**PROVIDED DATA:**
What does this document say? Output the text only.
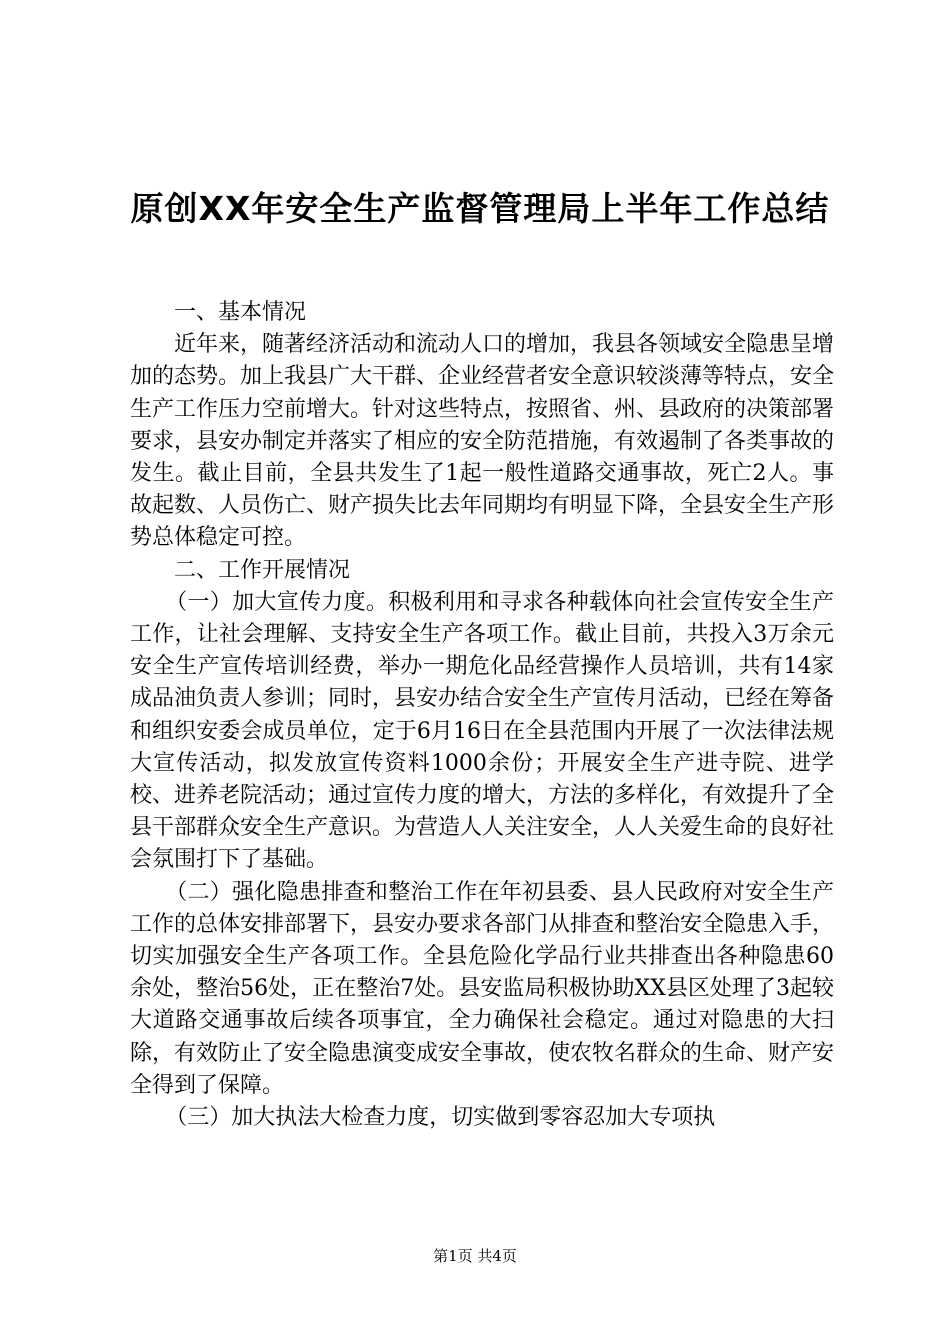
原创XX年安全生产监督管理局上半年工作总结

一、基本情况

近年来，随著经济活动和流动人口的增加，我县各领域安全隐患呈增加的态势。加上我县广大干群、企业经营者安全意识较淡薄等特点，安全生产工作压力空前增大。针对这些特点，按照省、州、县政府的决策部署要求，县安办制定并落实了相应的安全防范措施，有效遏制了各类事故的发生。截止目前，全县共发生了1起一般性道路交通事故，死亡2人。事故起数、人员伤亡、财产损失比去年同期均有明显下降，全县安全生产形势总体稳定可控。

二、工作开展情况

（一）加大宣传力度。积极利用和寻求各种载体向社会宣传安全生产工作，让社会理解、支持安全生产各项工作。截止目前，共投入3万余元安全生产宣传培训经费，举办一期危化品经营操作人员培训，共有14家成品油负责人参训；同时，县安办结合安全生产宣传月活动，已经在筹备和组织安委会成员单位，定于6月16日在全县范围内开展了一次法律法规大宣传活动，拟发放宣传资料1000余份；开展安全生产进寺院、进学校、进养老院活动；通过宣传力度的增大，方法的多样化，有效提升了全县干部群众安全生产意识。为营造人人关注安全，人人关爱生命的良好社会氛围打下了基础。

（二）强化隐患排查和整治工作在年初县委、县人民政府对安全生产工作的总体安排部署下，县安办要求各部门从排查和整治安全隐患入手，切实加强安全生产各项工作。全县危险化学品行业共排查出各种隐患60余处，整治56处，正在整治7处。县安监局积极协助XX县区处理了3起较大道路交通事故后续各项事宜，全力确保社会稳定。通过对隐患的大扫除，有效防止了安全隐患演变成安全事故，使农牧名群众的生命、财产安全得到了保障。

（三）加大执法大检查力度，切实做到零容忍加大专项执

第1页 共4页
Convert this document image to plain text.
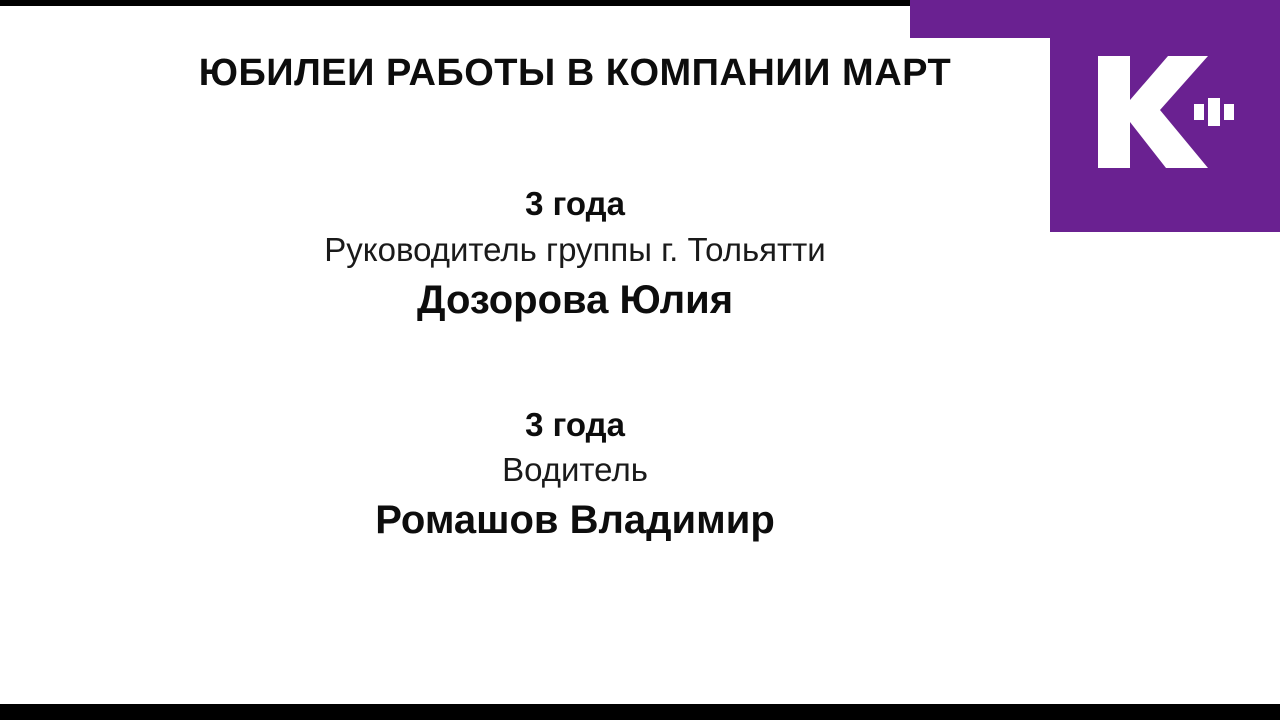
ЮБИЛЕИ РАБОТЫ В КОМПАНИИ МАРТ
3 года
Руководитель группы г. Тольятти
Дозорова Юлия
3 года
Водитель
Ромашов Владимир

**TASK TO COMPLETE:** Omit the pictures, then quote the rest of the material above exactly.

**EXERCISE ANSWER:**
What does this document say? Output the text only.
原创XX年安全生产监督管理局上半年工作总结

一、基本情况

近年来，随著经济活动和流动人口的增加，我县各领域安全隐患呈增加的态势。加上我县广大干群、企业经营者安全意识较淡薄等特点，安全生产工作压力空前增大。针对这些特点，按照省、州、县政府的决策部署要求，县安办制定并落实了相应的安全防范措施，有效遏制了各类事故的发生。截止目前，全县共发生了1起一般性道路交通事故，死亡2人。事故起数、人员伤亡、财产损失比去年同期均有明显下降，全县安全生产形势总体稳定可控。

二、工作开展情况

（一）加大宣传力度。积极利用和寻求各种载体向社会宣传安全生产工作，让社会理解、支持安全生产各项工作。截止目前，共投入3万余元安全生产宣传培训经费，举办一期危化品经营操作人员培训，共有14家成品油负责人参训；同时，县安办结合安全生产宣传月活动，已经在筹备和组织安委会成员单位，定于6月16日在全县范围内开展了一次法律法规大宣传活动，拟发放宣传资料1000余份；开展安全生产进寺院、进学校、进养老院活动；通过宣传力度的增大，方法的多样化，有效提升了全县干部群众安全生产意识。为营造人人关注安全，人人关爱生命的良好社会氛围打下了基础。

（二）强化隐患排查和整治工作在年初县委、县人民政府对安全生产工作的总体安排部署下，县安办要求各部门从排查和整治安全隐患入手，切实加强安全生产各项工作。全县危险化学品行业共排查出各种隐患60余处，整治56处，正在整治7处。县安监局积极协助XX县区处理了3起较大道路交通事故后续各项事宜，全力确保社会稳定。通过对隐患的大扫除，有效防止了安全隐患演变成安全事故，使农牧名群众的生命、财产安全得到了保障。

（三）加大执法大检查力度，切实做到零容忍加大专项执

第1页 共4页
Convert this document image to plain text.
ЮБИЛЕИ РАБОТЫ В КОМПАНИИ МАРТ
3 года
Руководитель группы г. Тольятти
Дозорова Юлия
3 года
Водитель
Ромашов Владимир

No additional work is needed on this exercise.